— Task description —
Select and copy out every line in the records containing "sostener".

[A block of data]
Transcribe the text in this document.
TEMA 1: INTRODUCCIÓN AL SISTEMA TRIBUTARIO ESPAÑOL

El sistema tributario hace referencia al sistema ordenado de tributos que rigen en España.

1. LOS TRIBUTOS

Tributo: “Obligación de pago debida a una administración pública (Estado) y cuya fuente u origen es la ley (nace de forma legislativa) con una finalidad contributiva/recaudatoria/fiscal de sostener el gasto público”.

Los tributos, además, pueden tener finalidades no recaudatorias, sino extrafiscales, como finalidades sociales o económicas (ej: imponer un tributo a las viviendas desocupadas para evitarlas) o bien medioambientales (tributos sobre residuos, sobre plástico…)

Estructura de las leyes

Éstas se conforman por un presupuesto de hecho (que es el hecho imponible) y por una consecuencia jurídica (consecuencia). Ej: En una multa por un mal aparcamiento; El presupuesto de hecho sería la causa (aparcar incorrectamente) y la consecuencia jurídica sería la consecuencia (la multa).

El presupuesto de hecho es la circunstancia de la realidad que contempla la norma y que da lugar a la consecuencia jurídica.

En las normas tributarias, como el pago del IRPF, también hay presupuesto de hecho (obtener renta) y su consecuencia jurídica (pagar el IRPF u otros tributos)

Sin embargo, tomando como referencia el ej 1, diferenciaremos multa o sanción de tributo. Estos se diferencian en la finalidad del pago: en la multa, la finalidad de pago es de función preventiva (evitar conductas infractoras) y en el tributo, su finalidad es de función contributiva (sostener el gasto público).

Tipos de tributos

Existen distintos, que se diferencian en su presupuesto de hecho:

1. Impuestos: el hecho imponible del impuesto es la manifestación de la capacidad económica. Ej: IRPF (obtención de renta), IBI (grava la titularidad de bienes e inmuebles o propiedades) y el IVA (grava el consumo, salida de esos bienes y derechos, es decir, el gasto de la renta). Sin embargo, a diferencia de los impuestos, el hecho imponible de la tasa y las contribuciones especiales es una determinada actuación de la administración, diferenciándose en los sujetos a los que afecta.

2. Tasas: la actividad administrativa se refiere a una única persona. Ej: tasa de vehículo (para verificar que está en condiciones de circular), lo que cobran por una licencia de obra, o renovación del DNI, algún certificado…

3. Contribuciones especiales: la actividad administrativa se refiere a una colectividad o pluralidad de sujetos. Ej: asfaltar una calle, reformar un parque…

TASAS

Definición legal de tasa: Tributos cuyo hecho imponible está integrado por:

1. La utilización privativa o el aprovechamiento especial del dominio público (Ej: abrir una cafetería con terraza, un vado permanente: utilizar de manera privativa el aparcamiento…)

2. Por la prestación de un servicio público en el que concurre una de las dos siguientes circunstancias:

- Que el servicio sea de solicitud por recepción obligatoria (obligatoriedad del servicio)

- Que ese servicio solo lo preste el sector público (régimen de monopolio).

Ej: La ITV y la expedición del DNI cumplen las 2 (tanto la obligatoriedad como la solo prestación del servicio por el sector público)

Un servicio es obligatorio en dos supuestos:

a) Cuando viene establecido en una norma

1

==

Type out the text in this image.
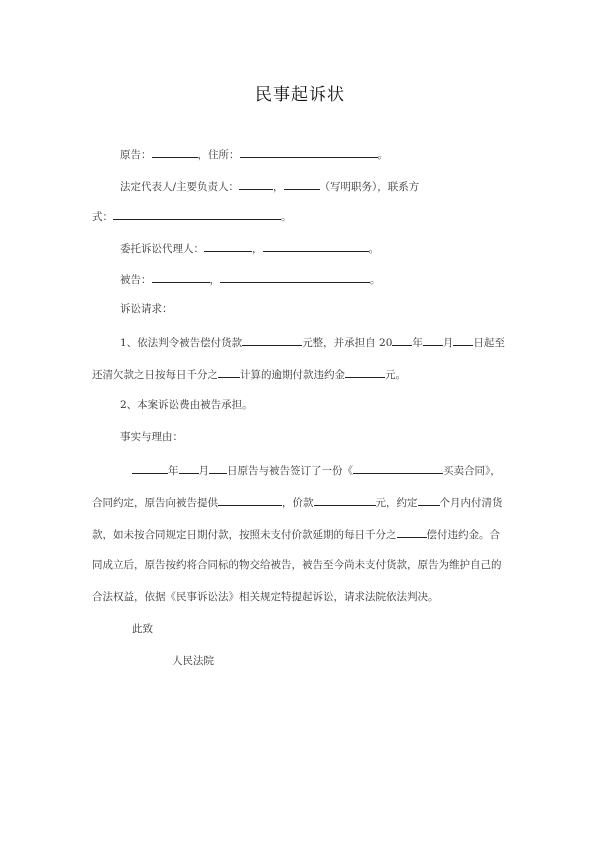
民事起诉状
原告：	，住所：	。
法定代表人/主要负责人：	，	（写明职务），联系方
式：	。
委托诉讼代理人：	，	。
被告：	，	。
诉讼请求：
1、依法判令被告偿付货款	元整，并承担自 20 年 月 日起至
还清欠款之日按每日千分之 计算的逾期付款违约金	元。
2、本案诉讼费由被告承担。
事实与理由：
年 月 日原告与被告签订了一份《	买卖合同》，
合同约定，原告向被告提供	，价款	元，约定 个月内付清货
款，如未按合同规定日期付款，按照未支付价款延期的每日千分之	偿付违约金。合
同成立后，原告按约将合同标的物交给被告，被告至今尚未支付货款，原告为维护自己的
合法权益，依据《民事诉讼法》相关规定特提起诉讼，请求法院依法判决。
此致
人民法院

— Problem solution —
Tributo: “Obligación de pago debida a una administración pública (Estado) y cuya fuente u origen es la ley (nace de forma legislativa) con una finalidad contributiva/recaudatoria/fiscal de sostener el gasto público”.
Sin embargo, tomando como referencia el ej 1, diferenciaremos multa o sanción de tributo. Estos se diferencian en la finalidad del pago: en la multa, la finalidad de pago es de función preventiva (evitar conductas infractoras) y en el tributo, su finalidad es de función contributiva (sostener el gasto público).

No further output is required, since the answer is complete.